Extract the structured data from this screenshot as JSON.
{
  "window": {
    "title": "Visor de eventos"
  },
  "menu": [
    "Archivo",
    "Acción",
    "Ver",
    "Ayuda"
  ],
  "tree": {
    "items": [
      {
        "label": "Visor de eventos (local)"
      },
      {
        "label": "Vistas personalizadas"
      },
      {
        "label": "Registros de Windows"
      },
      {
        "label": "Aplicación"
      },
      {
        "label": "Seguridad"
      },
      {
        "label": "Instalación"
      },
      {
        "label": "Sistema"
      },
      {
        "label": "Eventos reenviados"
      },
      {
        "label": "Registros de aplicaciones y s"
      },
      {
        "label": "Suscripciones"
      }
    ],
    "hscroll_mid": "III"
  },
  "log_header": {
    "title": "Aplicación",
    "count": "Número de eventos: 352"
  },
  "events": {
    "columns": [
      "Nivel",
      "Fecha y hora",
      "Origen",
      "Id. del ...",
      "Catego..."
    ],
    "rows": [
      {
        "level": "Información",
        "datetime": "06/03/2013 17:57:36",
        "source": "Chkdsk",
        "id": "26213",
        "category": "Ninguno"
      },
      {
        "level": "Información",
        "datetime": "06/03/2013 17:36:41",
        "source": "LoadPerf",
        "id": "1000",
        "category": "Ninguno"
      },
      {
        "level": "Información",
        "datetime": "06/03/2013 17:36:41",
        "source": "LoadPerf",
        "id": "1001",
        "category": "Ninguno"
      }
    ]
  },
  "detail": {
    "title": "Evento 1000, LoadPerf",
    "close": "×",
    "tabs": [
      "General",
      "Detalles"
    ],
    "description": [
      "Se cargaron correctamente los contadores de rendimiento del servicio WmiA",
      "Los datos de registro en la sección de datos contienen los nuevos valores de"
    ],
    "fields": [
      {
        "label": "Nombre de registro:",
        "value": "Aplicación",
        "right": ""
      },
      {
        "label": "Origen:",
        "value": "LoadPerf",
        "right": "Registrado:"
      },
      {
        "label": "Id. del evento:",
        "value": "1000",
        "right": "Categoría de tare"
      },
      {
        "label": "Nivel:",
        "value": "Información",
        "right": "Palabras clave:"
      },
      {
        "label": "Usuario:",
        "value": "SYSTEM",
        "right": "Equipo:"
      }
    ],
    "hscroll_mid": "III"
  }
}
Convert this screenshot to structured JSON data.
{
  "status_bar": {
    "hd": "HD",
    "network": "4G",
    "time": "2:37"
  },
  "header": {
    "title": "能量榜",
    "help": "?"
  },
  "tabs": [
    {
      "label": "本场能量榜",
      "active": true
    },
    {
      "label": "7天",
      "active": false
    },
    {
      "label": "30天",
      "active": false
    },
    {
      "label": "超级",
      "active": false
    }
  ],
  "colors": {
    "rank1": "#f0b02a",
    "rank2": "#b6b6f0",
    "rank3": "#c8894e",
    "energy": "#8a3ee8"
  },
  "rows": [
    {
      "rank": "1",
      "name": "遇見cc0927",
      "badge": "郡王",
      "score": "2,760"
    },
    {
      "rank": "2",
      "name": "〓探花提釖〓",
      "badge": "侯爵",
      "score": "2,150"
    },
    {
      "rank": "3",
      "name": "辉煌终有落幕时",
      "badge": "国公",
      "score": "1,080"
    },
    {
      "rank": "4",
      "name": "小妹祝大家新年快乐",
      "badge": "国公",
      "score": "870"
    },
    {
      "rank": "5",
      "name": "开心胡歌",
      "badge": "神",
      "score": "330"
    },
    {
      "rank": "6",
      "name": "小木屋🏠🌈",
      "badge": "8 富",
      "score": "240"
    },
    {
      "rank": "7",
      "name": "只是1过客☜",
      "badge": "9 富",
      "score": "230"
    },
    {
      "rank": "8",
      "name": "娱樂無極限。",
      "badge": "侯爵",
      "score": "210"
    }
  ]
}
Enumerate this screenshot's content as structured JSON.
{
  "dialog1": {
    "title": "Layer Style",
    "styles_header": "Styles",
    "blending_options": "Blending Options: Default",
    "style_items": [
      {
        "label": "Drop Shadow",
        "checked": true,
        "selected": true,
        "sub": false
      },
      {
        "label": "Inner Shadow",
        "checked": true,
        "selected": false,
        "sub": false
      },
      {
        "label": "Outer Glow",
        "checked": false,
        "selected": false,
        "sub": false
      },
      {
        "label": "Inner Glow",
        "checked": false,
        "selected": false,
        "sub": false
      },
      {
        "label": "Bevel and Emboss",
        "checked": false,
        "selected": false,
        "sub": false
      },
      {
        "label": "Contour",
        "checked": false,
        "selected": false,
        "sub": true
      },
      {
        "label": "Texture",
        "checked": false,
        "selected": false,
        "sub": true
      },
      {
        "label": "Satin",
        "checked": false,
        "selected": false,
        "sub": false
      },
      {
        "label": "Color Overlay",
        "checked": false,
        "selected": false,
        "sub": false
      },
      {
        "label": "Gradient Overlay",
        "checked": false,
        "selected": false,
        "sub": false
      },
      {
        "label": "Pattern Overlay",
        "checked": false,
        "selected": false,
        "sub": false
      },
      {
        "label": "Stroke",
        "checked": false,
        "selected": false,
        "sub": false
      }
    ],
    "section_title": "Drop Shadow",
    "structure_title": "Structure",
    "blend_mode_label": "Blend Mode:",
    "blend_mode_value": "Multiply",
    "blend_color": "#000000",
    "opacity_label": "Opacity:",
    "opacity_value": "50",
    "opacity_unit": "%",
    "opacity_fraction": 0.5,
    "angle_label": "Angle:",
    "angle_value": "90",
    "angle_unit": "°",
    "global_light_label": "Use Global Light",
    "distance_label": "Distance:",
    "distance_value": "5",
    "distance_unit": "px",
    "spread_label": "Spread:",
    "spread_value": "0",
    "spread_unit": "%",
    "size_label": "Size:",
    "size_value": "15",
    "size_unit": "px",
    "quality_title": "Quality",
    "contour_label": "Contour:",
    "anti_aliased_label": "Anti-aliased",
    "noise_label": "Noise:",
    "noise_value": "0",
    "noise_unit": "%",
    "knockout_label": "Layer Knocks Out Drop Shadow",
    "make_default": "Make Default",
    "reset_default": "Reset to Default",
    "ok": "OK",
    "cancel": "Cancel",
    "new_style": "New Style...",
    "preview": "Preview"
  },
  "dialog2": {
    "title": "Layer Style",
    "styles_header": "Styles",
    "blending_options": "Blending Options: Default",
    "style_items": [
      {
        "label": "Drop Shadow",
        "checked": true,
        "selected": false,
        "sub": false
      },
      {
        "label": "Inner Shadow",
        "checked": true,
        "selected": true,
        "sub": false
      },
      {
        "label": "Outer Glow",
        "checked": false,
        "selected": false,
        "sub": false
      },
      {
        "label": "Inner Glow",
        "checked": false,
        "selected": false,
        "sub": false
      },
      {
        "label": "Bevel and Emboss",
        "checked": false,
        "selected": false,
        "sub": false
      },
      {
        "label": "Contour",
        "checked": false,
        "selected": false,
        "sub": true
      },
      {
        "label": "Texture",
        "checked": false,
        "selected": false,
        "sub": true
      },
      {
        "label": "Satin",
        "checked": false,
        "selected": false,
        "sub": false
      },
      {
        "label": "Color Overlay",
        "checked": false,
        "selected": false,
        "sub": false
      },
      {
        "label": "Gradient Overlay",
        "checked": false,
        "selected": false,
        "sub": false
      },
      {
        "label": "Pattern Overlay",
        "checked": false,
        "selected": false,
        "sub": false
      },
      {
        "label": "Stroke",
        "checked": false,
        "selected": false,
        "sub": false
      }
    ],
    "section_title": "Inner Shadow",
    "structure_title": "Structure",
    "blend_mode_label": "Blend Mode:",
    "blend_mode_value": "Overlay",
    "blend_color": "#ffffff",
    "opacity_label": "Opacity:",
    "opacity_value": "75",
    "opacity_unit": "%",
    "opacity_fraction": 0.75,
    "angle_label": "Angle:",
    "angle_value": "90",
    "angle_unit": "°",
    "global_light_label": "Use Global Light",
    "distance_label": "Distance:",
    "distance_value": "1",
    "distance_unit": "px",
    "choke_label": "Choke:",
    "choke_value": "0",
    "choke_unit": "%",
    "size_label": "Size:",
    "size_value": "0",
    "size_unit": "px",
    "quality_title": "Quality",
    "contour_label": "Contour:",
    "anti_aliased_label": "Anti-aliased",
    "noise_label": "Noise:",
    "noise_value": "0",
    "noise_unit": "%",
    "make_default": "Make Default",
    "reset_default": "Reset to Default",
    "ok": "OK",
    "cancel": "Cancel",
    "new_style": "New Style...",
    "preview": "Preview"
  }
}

_Task description_
Search the listing for the word "Visor". Copy every line in which it occurs.

_Answer for this exercise_
    "title": "Visor de eventos"
        "label": "Visor de eventos (local)"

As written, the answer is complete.